REQUIREMENTS
Put the lines below into a Markdown table with two columns, Row and Line. Number each row, skip blank lines, and leave out the pictures.

** BEGIN MATERIAL **

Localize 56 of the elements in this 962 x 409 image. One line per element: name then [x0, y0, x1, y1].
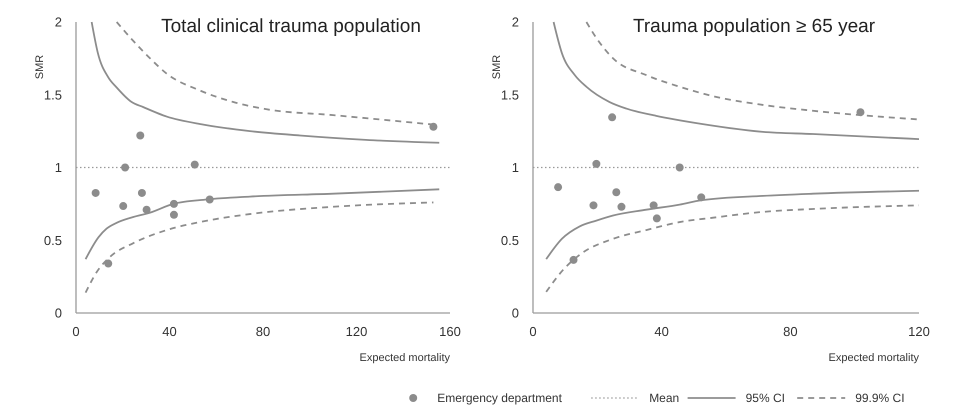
point: [856, 108, 864, 116]
x-tick-label: 40: [654, 324, 669, 339]
legend-label: Emergency department: [437, 391, 563, 406]
line-series: [84, 202, 434, 294]
y-axis-title: SMR: [491, 54, 503, 80]
point: [612, 188, 620, 196]
point: [142, 206, 151, 214]
point: [592, 160, 600, 168]
y-axis-title: SMR: [34, 54, 46, 80]
point: [697, 193, 706, 202]
point: [608, 113, 616, 122]
point: [119, 202, 128, 210]
y-tick-label: 2: [512, 14, 519, 30]
point: [652, 214, 661, 222]
x-tick-label: 120: [346, 324, 368, 339]
point: [650, 201, 658, 210]
x-tick-label: 160: [439, 324, 461, 339]
y-tick-label: 1: [512, 160, 519, 176]
y-tick-label: 0.5: [500, 232, 519, 248]
x-tick-label: 0: [529, 324, 537, 339]
line-series: [84, 188, 440, 260]
point: [676, 164, 684, 172]
point: [170, 200, 178, 208]
point: [589, 201, 598, 210]
y-tick-label: 0: [54, 306, 62, 321]
y-tick-label: 0: [512, 306, 519, 321]
legend-label: 99.9% CI: [855, 391, 905, 406]
x-tick-label: 80: [783, 324, 798, 339]
point: [570, 256, 578, 264]
point: [170, 210, 178, 219]
x-tick-label: 120: [908, 324, 930, 339]
chart-title: Trauma population ≥ 65 year: [632, 16, 876, 37]
line-series: [545, 190, 920, 260]
y-tick-label: 1: [54, 160, 62, 176]
point: [121, 164, 130, 172]
point: [206, 196, 214, 204]
point: [136, 131, 144, 140]
chart-title: Total clinical trauma population: [161, 16, 421, 37]
x-axis-title: Expected mortality: [828, 352, 920, 364]
point: [429, 122, 438, 131]
y-tick-label: 2: [54, 14, 62, 30]
point: [617, 202, 626, 211]
y-tick-label: 1.5: [500, 87, 519, 102]
legend-label: 95% CI: [746, 391, 785, 406]
y-tick-label: 0.5: [44, 232, 62, 248]
x-axis-title: Expected mortality: [360, 352, 450, 364]
point: [104, 260, 112, 268]
legend-label: Mean: [649, 391, 680, 406]
point: [190, 160, 199, 169]
point: [138, 188, 146, 197]
x-tick-label: 0: [72, 324, 80, 339]
x-tick-label: 80: [256, 324, 270, 339]
x-tick-label: 40: [162, 324, 177, 339]
point: [554, 183, 562, 192]
y-tick-label: 1.5: [44, 87, 62, 102]
point: [92, 188, 100, 197]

** END MATERIAL **

SOLUTION
| Row | Line |
|---|---|
| 1 | Localize 56 of the elements in this 962 x 409 image. One line per element: name then [x0, y0, x1, y1]. |
| 2 | point: [856, 108, 864, 116] |
| 3 | x-tick-label: 40: [654, 324, 669, 339] |
| 4 | legend-label: Emergency department: [437, 391, 563, 406] |
| 5 | line-series: [84, 202, 434, 294] |
| 6 | y-axis-title: SMR: [491, 54, 503, 80] |
| 7 | point: [612, 188, 620, 196] |
| 8 | point: [142, 206, 151, 214] |
| 9 | point: [592, 160, 600, 168] |
| 10 | y-axis-title: SMR: [34, 54, 46, 80] |
| 11 | point: [697, 193, 706, 202] |
| 12 | point: [608, 113, 616, 122] |
| 13 | point: [119, 202, 128, 210] |
| 14 | y-tick-label: 2: [512, 14, 519, 30] |
| 15 | point: [652, 214, 661, 222] |
| 16 | x-tick-label: 120: [346, 324, 368, 339] |
| 17 | point: [650, 201, 658, 210] |
| 18 | x-tick-label: 160: [439, 324, 461, 339] |
| 19 | y-tick-label: 1: [512, 160, 519, 176] |
| 20 | y-tick-label: 0.5: [500, 232, 519, 248] |
| 21 | x-tick-label: 0: [529, 324, 537, 339] |
| 22 | line-series: [84, 188, 440, 260] |
| 23 | point: [676, 164, 684, 172] |
| 24 | point: [170, 200, 178, 208] |
| 25 | point: [589, 201, 598, 210] |
| 26 | y-tick-label: 0: [54, 306, 62, 321] |
| 27 | y-tick-label: 0: [512, 306, 519, 321] |
| 28 | legend-label: 99.9% CI: [855, 391, 905, 406] |
| 29 | x-tick-label: 80: [783, 324, 798, 339] |
| 30 | point: [570, 256, 578, 264] |
| 31 | point: [170, 210, 178, 219] |
| 32 | x-tick-label: 120: [908, 324, 930, 339] |
| 33 | chart-title: Trauma population ≥ 65 year: [632, 16, 876, 37] |
| 34 | line-series: [545, 190, 920, 260] |
| 35 | y-tick-label: 1: [54, 160, 62, 176] |
| 36 | point: [121, 164, 130, 172] |
| 37 | point: [206, 196, 214, 204] |
| 38 | point: [136, 131, 144, 140] |
| 39 | chart-title: Total clinical trauma population: [161, 16, 421, 37] |
| 40 | x-axis-title: Expected mortality: [828, 352, 920, 364] |
| 41 | point: [429, 122, 438, 131] |
| 42 | y-tick-label: 2: [54, 14, 62, 30] |
| 43 | point: [617, 202, 626, 211] |
| 44 | y-tick-label: 1.5: [500, 87, 519, 102] |
| 45 | legend-label: 95% CI: [746, 391, 785, 406] |
| 46 | y-tick-label: 0.5: [44, 232, 62, 248] |
| 47 | x-axis-title: Expected mortality: [360, 352, 450, 364] |
| 48 | point: [104, 260, 112, 268] |
| 49 | legend-label: Mean: [649, 391, 680, 406] |
| 50 | point: [190, 160, 199, 169] |
| 51 | point: [138, 188, 146, 197] |
| 52 | x-tick-label: 0: [72, 324, 80, 339] |
| 53 | x-tick-label: 80: [256, 324, 270, 339] |
| 54 | x-tick-label: 40: [162, 324, 177, 339] |
| 55 | point: [554, 183, 562, 192] |
| 56 | y-tick-label: 1.5: [44, 87, 62, 102] |
| 57 | point: [92, 188, 100, 197] |